> **Stated goal**: The exercise asks you to copy every line below in which "JSON" appears.

> **Entries provided**:
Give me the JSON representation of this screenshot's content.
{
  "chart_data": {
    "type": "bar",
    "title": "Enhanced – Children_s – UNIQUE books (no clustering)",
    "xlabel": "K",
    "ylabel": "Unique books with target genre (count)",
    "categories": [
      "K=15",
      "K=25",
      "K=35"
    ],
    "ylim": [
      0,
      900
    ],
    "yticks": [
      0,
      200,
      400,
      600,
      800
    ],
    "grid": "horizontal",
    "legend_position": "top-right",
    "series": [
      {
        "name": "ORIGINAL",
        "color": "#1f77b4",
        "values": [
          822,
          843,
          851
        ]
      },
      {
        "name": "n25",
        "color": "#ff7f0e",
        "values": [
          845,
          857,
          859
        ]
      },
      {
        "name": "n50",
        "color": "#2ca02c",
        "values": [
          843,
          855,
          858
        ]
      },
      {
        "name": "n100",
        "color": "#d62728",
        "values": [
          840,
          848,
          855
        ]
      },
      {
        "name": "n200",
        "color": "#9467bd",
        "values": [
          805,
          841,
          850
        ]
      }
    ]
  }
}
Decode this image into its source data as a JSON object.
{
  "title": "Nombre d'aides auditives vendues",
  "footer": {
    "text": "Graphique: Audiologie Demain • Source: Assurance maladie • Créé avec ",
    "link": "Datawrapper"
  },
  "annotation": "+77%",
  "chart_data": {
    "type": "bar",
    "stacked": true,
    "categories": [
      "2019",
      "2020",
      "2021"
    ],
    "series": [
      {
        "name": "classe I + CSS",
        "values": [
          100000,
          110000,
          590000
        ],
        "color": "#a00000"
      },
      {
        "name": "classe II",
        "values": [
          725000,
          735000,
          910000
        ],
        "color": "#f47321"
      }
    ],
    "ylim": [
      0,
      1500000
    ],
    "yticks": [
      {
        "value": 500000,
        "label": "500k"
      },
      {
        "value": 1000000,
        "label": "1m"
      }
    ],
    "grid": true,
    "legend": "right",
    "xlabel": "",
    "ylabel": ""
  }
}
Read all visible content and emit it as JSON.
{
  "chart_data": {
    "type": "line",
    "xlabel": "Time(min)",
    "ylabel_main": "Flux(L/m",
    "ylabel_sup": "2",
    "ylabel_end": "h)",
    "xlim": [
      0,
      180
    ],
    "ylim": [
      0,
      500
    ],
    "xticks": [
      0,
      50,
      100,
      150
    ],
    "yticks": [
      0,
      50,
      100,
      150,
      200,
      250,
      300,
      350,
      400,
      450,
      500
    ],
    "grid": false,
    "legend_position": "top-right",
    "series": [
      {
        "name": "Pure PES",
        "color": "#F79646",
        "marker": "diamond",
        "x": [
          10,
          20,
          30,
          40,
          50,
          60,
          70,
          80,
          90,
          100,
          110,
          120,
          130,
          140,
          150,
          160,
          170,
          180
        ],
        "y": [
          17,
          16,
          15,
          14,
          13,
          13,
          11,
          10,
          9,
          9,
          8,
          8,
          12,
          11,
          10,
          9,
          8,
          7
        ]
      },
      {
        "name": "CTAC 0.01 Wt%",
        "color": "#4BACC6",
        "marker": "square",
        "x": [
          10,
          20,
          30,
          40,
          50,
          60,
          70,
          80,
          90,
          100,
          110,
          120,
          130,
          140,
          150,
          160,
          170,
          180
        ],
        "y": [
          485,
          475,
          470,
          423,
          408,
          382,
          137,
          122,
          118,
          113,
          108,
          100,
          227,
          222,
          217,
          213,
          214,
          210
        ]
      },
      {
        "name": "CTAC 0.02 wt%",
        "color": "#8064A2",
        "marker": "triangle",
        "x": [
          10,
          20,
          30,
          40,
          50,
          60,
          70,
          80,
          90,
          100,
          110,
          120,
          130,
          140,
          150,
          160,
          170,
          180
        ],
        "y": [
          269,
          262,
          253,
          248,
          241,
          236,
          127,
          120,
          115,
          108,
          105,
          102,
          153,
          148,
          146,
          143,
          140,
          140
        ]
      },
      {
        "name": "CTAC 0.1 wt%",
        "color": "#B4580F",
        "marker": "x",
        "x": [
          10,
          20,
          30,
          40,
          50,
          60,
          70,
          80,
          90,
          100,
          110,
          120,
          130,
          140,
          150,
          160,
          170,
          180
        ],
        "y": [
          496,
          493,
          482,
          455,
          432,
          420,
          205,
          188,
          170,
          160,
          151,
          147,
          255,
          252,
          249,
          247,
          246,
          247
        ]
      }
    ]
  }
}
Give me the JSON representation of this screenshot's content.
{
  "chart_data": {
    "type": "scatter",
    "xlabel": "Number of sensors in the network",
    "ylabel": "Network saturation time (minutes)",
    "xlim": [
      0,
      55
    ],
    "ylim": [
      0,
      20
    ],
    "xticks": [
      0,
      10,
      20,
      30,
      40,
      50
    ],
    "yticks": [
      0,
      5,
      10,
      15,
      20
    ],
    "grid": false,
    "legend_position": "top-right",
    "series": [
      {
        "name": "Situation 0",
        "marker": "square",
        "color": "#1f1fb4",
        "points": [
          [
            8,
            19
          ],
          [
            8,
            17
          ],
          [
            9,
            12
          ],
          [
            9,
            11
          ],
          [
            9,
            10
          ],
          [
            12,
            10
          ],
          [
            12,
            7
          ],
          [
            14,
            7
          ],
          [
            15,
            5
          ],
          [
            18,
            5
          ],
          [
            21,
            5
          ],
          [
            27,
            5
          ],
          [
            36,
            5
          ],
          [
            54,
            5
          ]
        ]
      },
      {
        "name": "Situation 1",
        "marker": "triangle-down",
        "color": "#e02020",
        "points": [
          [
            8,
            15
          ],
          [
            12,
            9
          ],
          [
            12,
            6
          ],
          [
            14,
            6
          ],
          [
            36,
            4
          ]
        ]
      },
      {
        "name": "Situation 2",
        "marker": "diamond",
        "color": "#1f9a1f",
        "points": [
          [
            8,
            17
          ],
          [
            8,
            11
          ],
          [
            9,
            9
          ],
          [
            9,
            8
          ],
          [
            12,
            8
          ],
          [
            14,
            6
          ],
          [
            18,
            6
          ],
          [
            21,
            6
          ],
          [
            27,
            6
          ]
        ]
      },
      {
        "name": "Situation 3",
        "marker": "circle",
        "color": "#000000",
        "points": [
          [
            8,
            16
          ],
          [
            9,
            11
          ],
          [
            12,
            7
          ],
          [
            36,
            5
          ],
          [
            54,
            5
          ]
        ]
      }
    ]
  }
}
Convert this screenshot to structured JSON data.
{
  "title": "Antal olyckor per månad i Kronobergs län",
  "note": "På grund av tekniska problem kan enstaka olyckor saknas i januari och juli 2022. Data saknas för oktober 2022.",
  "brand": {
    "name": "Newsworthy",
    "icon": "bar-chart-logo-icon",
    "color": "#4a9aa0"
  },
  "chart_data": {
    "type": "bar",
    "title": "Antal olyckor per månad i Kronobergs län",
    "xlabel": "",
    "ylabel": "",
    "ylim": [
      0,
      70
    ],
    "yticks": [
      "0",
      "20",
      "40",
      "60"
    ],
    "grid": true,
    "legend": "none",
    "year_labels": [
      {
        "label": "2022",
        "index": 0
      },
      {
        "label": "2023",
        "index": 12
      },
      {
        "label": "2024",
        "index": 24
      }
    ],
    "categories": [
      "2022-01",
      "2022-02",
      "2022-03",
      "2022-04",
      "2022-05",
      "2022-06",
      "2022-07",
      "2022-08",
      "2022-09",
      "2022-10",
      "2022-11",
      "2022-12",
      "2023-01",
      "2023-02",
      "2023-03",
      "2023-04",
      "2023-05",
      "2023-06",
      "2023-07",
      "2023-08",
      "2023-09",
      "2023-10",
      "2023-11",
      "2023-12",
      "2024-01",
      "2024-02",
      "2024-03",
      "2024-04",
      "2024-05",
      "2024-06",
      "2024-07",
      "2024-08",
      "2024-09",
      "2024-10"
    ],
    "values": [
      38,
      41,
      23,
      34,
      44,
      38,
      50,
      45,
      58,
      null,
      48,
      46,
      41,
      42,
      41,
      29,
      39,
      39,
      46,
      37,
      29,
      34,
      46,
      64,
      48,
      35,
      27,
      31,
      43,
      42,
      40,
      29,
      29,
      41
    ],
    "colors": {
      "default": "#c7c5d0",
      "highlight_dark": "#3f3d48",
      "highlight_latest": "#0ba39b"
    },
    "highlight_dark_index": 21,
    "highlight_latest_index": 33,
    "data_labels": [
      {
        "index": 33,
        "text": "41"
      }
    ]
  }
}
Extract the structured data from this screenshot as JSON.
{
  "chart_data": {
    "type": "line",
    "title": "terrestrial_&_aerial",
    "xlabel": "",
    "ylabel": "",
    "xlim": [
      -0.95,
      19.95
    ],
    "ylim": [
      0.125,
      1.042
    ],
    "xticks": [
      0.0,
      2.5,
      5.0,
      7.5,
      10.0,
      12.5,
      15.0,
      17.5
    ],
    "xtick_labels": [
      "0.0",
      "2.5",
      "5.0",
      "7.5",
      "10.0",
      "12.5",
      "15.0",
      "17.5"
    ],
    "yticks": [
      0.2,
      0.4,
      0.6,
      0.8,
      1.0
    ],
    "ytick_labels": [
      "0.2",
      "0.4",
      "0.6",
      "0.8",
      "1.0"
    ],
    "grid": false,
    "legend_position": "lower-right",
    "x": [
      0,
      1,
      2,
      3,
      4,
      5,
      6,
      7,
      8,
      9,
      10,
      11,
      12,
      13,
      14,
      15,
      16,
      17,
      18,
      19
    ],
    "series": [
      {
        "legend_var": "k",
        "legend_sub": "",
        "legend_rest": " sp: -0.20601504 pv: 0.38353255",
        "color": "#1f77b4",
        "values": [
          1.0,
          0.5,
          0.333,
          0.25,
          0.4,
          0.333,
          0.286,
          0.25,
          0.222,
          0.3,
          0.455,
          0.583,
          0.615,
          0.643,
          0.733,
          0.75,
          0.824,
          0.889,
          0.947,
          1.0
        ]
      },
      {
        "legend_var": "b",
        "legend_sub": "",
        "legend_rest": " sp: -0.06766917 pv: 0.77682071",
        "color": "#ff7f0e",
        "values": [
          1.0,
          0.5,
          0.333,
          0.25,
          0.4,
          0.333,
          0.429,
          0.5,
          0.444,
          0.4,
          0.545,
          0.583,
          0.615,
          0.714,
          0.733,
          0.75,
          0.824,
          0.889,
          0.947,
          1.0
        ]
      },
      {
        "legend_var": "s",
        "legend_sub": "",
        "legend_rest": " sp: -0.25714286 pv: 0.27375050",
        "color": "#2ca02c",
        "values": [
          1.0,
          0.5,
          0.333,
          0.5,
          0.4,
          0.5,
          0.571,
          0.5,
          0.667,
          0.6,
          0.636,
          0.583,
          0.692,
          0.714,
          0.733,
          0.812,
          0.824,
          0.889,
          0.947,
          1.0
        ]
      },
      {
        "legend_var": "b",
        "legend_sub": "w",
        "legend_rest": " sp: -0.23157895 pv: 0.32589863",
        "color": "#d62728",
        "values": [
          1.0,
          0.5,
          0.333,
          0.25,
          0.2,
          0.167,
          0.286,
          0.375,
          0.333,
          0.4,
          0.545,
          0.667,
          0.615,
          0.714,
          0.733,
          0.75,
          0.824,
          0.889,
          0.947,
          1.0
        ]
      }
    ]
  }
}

> **Full response**:
Give me the JSON representation of this screenshot's content.
Decode this image into its source data as a JSON object.
Read all visible content and emit it as JSON.
Give me the JSON representation of this screenshot's content.
Convert this screenshot to structured JSON data.
Extract the structured data from this screenshot as JSON.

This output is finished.